_Given entries_
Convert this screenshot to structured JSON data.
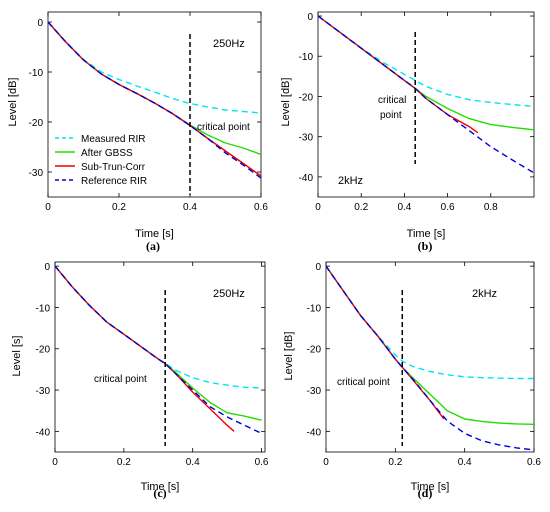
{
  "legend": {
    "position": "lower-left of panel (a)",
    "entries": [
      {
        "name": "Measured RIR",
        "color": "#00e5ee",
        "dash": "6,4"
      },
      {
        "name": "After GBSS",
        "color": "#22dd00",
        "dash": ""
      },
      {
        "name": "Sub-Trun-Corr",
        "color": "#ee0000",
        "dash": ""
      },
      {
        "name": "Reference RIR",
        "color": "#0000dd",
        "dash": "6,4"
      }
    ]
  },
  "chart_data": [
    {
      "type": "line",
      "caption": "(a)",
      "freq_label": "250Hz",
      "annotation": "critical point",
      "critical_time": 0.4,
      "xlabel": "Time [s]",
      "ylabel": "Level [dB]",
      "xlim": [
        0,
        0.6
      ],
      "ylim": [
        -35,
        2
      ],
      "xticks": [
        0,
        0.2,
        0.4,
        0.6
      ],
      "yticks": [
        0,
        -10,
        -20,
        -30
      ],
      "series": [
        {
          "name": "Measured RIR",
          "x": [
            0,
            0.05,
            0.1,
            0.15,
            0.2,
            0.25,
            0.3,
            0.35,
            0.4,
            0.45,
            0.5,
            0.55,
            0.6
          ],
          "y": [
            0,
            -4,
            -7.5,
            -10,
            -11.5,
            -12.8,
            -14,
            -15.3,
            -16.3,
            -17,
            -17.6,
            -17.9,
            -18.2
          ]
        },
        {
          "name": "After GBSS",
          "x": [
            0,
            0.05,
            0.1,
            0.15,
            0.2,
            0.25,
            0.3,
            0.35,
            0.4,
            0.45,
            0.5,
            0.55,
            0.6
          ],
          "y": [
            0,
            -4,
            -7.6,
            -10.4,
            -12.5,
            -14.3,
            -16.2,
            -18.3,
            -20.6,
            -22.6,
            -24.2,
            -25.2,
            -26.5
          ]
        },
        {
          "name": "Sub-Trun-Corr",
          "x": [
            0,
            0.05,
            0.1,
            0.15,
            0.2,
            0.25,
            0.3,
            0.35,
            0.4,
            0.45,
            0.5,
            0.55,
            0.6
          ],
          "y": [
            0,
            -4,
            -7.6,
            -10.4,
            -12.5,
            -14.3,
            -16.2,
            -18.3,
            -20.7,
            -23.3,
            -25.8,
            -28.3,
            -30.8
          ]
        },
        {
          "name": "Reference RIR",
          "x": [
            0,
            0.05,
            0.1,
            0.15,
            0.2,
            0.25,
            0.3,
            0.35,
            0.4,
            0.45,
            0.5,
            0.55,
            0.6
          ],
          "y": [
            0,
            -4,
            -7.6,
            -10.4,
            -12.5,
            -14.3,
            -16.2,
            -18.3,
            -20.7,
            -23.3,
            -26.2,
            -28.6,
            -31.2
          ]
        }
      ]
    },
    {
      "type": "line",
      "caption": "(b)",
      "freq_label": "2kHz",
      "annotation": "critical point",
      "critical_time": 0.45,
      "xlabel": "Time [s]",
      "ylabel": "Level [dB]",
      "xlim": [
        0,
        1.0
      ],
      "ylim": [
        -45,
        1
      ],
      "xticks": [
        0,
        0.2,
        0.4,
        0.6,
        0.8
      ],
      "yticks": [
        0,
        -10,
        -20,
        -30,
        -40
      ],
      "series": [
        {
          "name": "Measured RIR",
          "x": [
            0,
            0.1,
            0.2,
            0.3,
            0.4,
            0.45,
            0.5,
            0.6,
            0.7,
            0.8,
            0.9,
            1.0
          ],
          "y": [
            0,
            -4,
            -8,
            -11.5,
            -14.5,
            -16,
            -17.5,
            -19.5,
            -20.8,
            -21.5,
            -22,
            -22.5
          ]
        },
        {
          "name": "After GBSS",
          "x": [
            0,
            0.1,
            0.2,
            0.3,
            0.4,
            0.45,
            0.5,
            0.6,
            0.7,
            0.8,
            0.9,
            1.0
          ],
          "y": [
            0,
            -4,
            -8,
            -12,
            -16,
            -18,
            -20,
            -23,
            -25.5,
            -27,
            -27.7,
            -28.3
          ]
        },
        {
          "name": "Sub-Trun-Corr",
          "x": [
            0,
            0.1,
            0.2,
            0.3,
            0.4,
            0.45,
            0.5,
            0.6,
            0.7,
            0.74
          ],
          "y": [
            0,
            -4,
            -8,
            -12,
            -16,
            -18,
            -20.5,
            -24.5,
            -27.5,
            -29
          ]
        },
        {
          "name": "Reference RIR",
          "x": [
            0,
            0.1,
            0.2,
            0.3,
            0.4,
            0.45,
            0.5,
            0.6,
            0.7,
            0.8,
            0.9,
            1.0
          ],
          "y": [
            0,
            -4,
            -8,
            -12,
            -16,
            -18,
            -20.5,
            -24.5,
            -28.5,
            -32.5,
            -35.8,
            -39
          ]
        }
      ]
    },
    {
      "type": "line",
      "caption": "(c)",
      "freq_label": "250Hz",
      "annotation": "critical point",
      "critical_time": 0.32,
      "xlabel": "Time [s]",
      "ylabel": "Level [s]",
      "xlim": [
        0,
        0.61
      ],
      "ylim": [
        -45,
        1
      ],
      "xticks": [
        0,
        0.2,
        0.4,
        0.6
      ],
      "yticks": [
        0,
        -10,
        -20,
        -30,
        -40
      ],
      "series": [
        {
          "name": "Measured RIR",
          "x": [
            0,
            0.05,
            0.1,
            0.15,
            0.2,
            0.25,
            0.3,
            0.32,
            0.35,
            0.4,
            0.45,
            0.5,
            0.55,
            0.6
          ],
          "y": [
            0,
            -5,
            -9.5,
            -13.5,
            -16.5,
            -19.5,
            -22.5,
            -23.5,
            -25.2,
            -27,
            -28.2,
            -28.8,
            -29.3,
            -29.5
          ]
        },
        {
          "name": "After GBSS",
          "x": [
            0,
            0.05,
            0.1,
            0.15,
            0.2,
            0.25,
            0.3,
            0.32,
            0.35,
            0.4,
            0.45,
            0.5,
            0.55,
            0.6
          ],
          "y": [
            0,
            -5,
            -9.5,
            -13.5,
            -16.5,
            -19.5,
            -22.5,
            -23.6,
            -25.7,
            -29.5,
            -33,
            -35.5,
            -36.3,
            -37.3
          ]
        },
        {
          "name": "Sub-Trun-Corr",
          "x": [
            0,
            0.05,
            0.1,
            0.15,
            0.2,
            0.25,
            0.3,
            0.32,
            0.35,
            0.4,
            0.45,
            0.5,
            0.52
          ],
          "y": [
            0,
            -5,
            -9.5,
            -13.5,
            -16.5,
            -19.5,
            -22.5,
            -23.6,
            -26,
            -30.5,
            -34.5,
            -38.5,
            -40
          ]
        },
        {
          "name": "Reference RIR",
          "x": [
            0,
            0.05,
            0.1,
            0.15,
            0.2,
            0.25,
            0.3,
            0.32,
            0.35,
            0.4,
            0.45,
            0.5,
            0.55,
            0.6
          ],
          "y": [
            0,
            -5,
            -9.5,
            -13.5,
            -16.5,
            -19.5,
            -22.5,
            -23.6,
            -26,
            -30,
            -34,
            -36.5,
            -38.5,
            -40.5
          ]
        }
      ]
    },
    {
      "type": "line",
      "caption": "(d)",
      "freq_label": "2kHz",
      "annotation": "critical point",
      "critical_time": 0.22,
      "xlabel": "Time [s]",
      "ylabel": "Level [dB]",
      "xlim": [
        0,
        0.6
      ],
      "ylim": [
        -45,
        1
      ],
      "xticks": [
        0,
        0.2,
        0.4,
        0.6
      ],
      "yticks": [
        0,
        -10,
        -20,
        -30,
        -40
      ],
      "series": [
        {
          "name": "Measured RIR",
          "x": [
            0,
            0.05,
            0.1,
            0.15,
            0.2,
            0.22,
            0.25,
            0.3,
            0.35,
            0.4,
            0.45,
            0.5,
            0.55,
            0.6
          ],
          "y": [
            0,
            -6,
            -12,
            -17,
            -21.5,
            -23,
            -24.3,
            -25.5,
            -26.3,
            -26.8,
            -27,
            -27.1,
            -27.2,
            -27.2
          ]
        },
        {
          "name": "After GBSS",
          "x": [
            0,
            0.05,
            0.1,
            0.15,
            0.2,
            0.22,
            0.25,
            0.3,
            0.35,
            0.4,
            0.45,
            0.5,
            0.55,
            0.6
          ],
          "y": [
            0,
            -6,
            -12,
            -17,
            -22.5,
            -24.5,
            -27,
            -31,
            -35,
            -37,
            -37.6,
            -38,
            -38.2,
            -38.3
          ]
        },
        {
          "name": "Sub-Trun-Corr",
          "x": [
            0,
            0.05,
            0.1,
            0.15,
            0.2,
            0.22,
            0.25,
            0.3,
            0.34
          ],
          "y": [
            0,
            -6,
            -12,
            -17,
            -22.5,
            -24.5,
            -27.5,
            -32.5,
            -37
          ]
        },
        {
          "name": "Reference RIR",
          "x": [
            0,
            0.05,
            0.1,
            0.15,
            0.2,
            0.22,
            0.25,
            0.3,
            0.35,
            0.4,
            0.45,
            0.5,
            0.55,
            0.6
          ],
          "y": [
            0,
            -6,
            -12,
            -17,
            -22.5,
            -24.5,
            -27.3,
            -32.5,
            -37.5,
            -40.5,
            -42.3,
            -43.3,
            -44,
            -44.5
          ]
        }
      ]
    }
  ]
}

--

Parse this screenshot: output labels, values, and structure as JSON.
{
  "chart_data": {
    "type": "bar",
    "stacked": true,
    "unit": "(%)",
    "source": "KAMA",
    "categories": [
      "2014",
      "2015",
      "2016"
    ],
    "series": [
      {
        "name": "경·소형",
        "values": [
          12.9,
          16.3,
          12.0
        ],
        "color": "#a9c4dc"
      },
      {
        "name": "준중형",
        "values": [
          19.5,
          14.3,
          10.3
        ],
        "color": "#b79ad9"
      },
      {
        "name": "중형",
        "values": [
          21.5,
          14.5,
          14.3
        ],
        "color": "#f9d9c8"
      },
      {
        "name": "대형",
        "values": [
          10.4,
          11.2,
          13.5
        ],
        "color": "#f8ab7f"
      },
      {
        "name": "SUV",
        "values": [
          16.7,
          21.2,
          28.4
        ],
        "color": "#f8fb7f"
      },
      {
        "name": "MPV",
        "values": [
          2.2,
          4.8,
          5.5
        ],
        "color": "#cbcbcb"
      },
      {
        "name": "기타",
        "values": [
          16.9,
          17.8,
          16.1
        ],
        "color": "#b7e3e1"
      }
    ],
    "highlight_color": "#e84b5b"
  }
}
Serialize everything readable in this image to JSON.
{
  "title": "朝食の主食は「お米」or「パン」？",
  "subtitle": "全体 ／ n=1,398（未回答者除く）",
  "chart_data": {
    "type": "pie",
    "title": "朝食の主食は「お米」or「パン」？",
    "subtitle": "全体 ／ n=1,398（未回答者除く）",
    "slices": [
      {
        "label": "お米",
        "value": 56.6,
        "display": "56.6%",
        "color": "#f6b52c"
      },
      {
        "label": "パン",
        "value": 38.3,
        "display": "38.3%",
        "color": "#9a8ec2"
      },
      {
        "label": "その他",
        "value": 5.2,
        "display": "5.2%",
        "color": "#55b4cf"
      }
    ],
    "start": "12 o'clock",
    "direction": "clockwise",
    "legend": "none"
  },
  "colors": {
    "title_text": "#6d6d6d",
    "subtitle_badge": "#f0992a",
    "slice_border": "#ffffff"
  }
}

---

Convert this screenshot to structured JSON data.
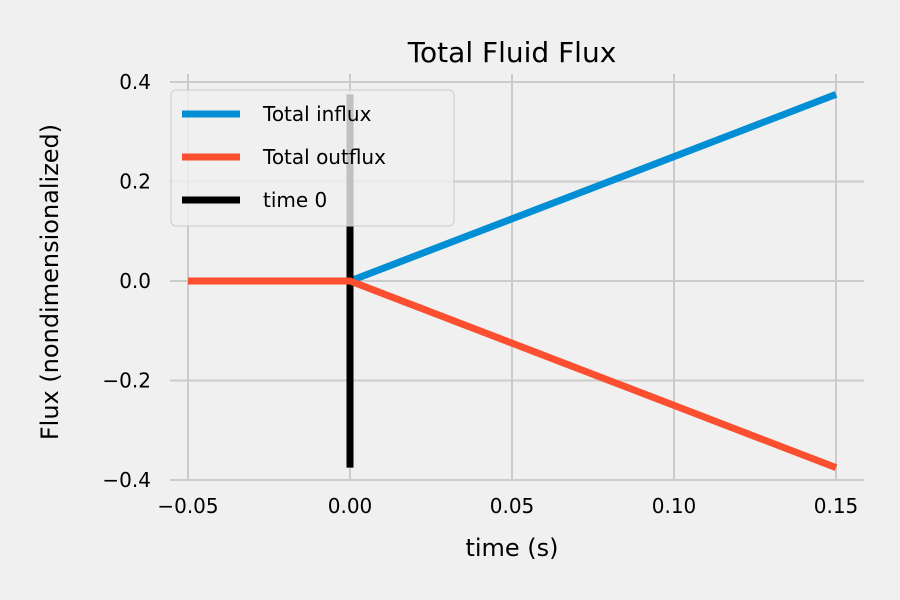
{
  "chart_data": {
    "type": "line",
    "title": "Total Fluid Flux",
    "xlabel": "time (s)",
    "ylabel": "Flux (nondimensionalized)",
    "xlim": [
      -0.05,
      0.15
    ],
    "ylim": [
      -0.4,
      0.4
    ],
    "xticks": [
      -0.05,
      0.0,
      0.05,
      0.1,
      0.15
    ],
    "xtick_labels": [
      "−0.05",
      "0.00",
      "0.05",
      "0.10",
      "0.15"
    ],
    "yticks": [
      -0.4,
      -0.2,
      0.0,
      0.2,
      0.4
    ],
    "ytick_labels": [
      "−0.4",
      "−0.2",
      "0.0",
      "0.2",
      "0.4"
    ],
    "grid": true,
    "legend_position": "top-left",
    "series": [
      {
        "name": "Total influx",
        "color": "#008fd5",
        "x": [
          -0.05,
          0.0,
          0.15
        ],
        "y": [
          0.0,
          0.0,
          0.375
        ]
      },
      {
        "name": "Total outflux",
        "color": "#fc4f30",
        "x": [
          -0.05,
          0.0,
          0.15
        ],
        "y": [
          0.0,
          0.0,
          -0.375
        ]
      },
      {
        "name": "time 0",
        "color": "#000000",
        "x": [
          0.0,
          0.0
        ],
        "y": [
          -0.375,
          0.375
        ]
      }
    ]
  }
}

_Task statement_
Filter lines by "Total" and return each hit.

_Solution for this task_
    "title": "Total Fluid Flux",
        "name": "Total influx",
        "name": "Total outflux",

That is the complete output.